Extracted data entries
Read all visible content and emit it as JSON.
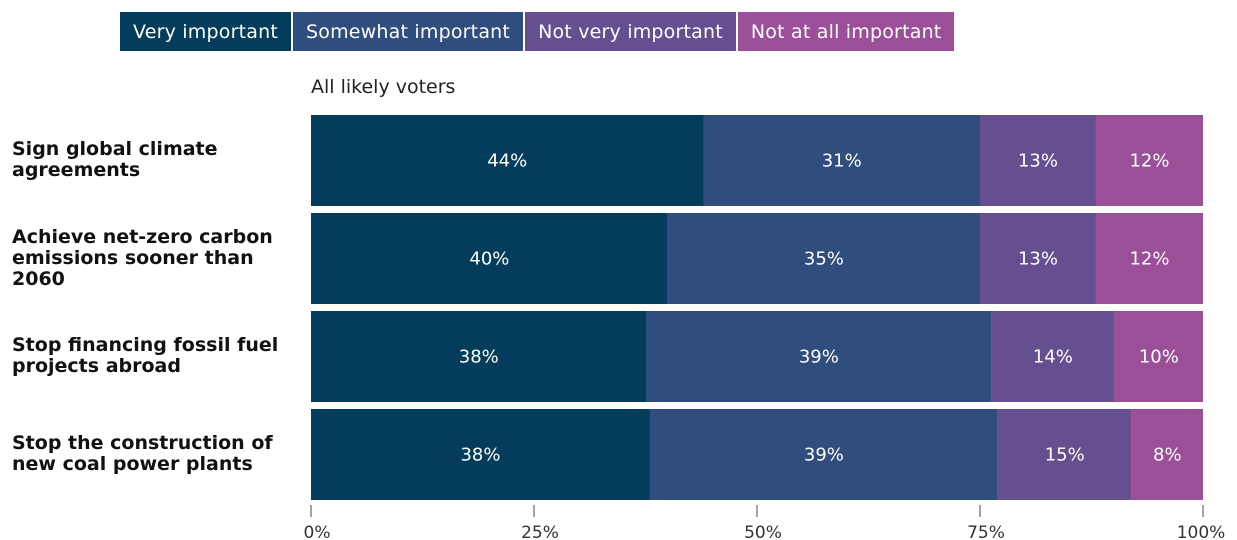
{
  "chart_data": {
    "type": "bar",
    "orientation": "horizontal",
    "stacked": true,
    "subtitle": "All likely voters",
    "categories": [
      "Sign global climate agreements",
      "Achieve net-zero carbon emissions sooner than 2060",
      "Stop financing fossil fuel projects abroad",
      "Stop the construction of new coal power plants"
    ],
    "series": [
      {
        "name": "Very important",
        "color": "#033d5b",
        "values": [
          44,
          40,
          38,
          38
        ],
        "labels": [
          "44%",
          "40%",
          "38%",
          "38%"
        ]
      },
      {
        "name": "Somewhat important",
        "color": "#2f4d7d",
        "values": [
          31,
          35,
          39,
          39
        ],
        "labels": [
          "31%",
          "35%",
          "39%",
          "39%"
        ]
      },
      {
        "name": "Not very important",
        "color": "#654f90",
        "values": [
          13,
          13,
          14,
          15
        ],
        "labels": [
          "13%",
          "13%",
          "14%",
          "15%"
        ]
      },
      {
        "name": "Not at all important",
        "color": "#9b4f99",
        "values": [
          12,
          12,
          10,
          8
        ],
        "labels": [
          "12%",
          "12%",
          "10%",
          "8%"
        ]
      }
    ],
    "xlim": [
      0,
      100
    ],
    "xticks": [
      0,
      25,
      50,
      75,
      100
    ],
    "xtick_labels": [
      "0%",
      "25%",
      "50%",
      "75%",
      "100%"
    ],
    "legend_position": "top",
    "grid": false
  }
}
--
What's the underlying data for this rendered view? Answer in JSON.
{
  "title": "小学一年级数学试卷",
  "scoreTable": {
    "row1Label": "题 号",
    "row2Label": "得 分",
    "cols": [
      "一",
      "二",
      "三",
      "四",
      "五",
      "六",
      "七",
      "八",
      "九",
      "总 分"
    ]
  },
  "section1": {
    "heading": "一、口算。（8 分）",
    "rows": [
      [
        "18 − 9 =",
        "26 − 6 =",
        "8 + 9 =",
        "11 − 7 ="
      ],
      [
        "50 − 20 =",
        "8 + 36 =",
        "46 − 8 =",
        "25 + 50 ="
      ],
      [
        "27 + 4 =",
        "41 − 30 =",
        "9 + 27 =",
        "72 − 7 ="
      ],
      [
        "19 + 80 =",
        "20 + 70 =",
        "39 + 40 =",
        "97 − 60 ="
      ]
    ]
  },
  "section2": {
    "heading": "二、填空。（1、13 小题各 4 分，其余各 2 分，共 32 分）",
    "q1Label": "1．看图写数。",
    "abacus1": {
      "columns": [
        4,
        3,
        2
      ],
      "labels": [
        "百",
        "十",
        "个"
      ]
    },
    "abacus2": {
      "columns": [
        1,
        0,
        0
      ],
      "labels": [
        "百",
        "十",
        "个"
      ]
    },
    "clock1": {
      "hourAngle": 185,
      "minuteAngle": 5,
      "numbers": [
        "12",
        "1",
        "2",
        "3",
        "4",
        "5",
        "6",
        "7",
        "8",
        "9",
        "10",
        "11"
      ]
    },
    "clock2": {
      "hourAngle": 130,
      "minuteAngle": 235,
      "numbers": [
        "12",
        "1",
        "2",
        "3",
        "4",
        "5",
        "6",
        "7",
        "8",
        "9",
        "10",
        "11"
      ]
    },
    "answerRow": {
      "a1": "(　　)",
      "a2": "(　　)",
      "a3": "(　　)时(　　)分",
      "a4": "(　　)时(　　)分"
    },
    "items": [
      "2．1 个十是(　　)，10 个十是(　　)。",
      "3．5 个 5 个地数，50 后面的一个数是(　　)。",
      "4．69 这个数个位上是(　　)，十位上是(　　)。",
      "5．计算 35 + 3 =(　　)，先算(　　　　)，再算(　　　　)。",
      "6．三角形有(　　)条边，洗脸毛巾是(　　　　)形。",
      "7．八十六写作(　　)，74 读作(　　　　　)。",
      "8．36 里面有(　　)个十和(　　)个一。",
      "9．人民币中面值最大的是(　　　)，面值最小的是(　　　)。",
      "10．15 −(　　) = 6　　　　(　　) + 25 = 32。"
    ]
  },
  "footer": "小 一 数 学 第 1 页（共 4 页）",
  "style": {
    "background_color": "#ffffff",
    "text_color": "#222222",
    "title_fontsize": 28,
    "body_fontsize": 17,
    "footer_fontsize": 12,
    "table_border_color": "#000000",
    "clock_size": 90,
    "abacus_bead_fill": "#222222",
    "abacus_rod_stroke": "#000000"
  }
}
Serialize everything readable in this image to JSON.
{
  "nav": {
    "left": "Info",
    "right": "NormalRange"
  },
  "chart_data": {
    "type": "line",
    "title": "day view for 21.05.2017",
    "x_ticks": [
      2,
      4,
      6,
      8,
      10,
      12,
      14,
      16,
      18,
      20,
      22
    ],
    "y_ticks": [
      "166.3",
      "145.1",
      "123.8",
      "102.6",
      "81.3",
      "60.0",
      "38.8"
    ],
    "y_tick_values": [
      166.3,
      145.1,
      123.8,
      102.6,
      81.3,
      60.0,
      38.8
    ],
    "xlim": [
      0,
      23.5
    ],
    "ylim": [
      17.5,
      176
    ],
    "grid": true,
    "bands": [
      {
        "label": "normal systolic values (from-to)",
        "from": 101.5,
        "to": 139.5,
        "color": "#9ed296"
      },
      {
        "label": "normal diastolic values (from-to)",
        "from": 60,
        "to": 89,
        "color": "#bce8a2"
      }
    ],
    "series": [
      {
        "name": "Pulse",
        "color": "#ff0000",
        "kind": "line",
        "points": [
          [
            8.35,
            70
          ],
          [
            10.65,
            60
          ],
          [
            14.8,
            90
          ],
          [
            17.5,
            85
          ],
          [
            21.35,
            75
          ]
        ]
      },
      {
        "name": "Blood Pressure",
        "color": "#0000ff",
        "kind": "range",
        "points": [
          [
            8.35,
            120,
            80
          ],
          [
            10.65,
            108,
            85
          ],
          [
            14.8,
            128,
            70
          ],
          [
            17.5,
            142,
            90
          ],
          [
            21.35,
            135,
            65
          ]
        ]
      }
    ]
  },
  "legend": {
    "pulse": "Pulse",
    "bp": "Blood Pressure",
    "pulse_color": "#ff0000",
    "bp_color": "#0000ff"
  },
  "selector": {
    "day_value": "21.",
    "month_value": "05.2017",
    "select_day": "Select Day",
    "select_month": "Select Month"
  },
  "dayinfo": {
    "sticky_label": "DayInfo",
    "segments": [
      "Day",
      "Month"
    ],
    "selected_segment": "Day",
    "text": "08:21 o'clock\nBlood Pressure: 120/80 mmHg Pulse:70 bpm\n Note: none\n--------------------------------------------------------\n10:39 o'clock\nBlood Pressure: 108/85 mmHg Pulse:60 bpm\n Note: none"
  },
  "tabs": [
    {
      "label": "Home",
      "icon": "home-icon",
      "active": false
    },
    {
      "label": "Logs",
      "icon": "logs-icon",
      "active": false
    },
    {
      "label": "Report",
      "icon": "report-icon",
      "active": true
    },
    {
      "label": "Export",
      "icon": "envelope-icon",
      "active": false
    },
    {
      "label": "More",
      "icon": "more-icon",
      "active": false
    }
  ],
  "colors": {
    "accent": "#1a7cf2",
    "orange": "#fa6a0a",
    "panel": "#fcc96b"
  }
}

What the exercise asks: Show all lines from the data above in which the word "name" appears.

Exercise output:
        "name": "Very important",
        "name": "Somewhat important",
        "name": "Not very important",
        "name": "Not at all important",
        "name": "Pulse",
        "name": "Blood Pressure",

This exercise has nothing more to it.